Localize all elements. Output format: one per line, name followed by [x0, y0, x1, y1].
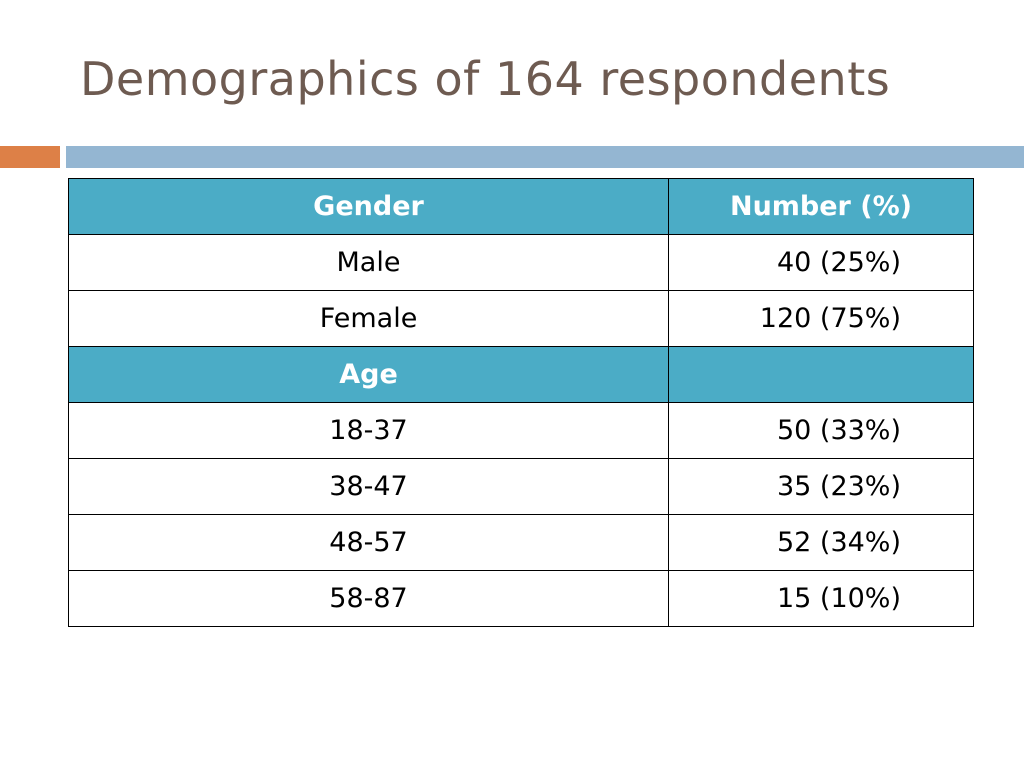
- row-value: 120 (75%): [668, 290, 974, 347]
- accent-bar-blue: [66, 146, 1024, 168]
- slide-title: Demographics of 164 respondents: [80, 52, 891, 106]
- row-label: 18-37: [68, 402, 669, 459]
- age-header-label: Age: [68, 346, 669, 403]
- row-value: 15 (10%): [668, 570, 974, 627]
- row-label: 48-57: [68, 514, 669, 571]
- table-row: 18-37 50 (33%): [68, 402, 974, 459]
- row-label: 38-47: [68, 458, 669, 515]
- table-row: 38-47 35 (23%): [68, 458, 974, 515]
- table-row: Female 120 (75%): [68, 290, 974, 347]
- age-header-value: [668, 346, 974, 403]
- table-row: 48-57 52 (34%): [68, 514, 974, 571]
- row-label: Female: [68, 290, 669, 347]
- row-value: 35 (23%): [668, 458, 974, 515]
- table-row: 58-87 15 (10%): [68, 570, 974, 627]
- age-header-row: Age: [68, 346, 974, 403]
- row-value: 40 (25%): [668, 234, 974, 291]
- row-label: Male: [68, 234, 669, 291]
- number-header-label: Number (%): [668, 178, 974, 235]
- gender-header-row: Gender Number (%): [68, 178, 974, 235]
- accent-bar-orange: [0, 146, 60, 168]
- demographics-table: Gender Number (%) Male 40 (25%) Female 1…: [68, 178, 974, 627]
- row-value: 50 (33%): [668, 402, 974, 459]
- row-label: 58-87: [68, 570, 669, 627]
- table-row: Male 40 (25%): [68, 234, 974, 291]
- row-value: 52 (34%): [668, 514, 974, 571]
- gender-header-label: Gender: [68, 178, 669, 235]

▸ **Task brief**:
Render each line of the records above as a JSON list of strings, one string per line. Leave out blank lines and the picture markers.

▸ **Output of the exercise**:
[
  "Localize all elements. Output format: one per line, name followed by [x0, y0, x1, y1].",
  "- row-value: 120 (75%): [668, 290, 974, 347]",
  "- accent-bar-blue: [66, 146, 1024, 168]",
  "- slide-title: Demographics of 164 respondents: [80, 52, 891, 106]",
  "- row-label: 18-37: [68, 402, 669, 459]",
  "- age-header-label: Age: [68, 346, 669, 403]",
  "- row-value: 15 (10%): [668, 570, 974, 627]",
  "- row-label: 48-57: [68, 514, 669, 571]",
  "- table-row: 18-37 50 (33%): [68, 402, 974, 459]",
  "- row-label: 38-47: [68, 458, 669, 515]",
  "- table-row: 38-47 35 (23%): [68, 458, 974, 515]",
  "- table-row: Female 120 (75%): [68, 290, 974, 347]",
  "- age-header-value: [668, 346, 974, 403]",
  "- table-row: 48-57 52 (34%): [68, 514, 974, 571]",
  "- row-label: Female: [68, 290, 669, 347]",
  "- row-value: 35 (23%): [668, 458, 974, 515]",
  "- table-row: 58-87 15 (10%): [68, 570, 974, 627]",
  "- age-header-row: Age: [68, 346, 974, 403]",
  "- row-value: 40 (25%): [668, 234, 974, 291]",
  "- row-label: Male: [68, 234, 669, 291]",
  "- number-header-label: Number (%): [668, 178, 974, 235]",
  "- gender-header-row: Gender Number (%): [68, 178, 974, 235]",
  "- accent-bar-orange: [0, 146, 60, 168]",
  "- demographics-table: Gender Number (%) Male 40 (25%) Female 1…: [68, 178, 974, 627]",
  "- row-value: 50 (33%): [668, 402, 974, 459]",
  "- row-label: 58-87: [68, 570, 669, 627]",
  "- table-row: Male 40 (25%): [68, 234, 974, 291]",
  "- row-value: 52 (34%): [668, 514, 974, 571]",
  "- gender-header-label: Gender: [68, 178, 669, 235]"
]